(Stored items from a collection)

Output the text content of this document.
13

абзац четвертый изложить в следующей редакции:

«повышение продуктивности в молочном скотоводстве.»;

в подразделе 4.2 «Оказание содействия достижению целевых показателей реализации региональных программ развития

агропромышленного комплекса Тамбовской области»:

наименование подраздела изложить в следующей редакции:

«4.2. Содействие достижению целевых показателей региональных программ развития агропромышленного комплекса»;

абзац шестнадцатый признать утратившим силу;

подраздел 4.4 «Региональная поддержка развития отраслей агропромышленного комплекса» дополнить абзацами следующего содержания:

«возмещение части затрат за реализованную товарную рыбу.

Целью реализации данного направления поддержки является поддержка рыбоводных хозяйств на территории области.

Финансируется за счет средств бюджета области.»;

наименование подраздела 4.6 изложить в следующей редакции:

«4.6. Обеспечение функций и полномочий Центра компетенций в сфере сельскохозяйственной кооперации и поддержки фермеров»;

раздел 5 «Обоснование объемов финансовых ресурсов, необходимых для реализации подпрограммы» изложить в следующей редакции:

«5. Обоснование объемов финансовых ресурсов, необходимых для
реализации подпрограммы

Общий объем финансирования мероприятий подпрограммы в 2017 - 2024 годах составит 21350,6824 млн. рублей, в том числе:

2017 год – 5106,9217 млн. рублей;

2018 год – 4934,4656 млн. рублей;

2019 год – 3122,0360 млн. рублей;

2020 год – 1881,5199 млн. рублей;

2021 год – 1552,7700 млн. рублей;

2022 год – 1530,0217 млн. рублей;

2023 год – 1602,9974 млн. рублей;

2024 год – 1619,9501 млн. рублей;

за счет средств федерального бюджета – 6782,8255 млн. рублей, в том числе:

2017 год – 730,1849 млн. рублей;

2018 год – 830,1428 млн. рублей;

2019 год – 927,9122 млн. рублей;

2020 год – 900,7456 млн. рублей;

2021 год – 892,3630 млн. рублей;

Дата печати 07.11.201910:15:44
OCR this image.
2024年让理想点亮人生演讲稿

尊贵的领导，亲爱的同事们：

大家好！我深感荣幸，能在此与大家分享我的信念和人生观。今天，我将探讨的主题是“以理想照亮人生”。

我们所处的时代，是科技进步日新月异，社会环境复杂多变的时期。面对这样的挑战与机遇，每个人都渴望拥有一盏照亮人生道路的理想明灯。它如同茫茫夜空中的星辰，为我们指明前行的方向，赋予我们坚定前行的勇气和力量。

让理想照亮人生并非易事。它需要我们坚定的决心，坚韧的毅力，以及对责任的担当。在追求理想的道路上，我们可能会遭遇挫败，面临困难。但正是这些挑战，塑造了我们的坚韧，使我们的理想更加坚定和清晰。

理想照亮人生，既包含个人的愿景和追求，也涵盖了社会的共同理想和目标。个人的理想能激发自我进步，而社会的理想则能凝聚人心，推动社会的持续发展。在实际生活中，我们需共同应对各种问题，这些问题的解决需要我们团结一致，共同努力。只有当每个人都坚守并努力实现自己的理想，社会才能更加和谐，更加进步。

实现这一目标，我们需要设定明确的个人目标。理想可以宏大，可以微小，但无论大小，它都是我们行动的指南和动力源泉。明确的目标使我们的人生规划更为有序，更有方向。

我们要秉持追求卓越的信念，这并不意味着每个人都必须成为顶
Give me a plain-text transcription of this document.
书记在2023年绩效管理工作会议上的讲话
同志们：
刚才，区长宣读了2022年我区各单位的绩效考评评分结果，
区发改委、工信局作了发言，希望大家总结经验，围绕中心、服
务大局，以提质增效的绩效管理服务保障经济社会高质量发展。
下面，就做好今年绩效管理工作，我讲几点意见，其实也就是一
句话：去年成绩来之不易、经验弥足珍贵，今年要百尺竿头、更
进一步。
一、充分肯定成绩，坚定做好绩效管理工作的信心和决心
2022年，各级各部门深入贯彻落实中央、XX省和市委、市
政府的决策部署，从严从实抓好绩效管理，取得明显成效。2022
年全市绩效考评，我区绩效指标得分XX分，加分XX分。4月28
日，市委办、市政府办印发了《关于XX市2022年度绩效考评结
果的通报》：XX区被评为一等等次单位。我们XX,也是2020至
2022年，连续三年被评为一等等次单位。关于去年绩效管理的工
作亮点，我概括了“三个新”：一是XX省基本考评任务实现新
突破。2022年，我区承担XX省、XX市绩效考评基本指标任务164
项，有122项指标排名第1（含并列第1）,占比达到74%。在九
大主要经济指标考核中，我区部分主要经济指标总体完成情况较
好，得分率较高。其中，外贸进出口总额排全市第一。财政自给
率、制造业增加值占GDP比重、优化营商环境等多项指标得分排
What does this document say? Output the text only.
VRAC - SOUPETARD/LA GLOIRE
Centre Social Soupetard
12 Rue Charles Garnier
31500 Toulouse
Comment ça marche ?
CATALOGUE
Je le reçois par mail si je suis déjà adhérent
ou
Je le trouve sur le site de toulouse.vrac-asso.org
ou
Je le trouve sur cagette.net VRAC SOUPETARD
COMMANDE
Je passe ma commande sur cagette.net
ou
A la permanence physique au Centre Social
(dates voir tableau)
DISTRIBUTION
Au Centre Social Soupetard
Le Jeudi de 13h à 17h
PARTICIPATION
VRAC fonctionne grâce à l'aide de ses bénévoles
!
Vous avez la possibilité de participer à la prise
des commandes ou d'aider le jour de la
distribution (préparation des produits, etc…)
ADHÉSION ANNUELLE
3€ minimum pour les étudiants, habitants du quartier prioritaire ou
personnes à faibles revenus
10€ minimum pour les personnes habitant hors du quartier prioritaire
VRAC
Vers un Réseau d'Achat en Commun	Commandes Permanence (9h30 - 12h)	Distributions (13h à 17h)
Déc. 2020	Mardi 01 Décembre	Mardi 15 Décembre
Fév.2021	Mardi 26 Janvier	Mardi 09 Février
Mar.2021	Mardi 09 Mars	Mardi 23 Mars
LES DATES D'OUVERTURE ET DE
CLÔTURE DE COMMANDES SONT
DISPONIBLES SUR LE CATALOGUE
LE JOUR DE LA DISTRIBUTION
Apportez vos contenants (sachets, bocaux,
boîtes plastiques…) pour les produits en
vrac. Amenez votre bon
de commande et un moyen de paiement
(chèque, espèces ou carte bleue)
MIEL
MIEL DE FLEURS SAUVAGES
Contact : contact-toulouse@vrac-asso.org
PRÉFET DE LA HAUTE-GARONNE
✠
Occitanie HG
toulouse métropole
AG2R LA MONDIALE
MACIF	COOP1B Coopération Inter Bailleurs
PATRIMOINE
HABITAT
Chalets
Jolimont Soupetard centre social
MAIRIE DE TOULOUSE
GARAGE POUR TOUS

§ Objective
Copy every line that contains the string "quartier".

§ Exercise response
3€ minimum pour les étudiants, habitants du quartier prioritaire ou
10€ minimum pour les personnes habitant hors du quartier prioritaire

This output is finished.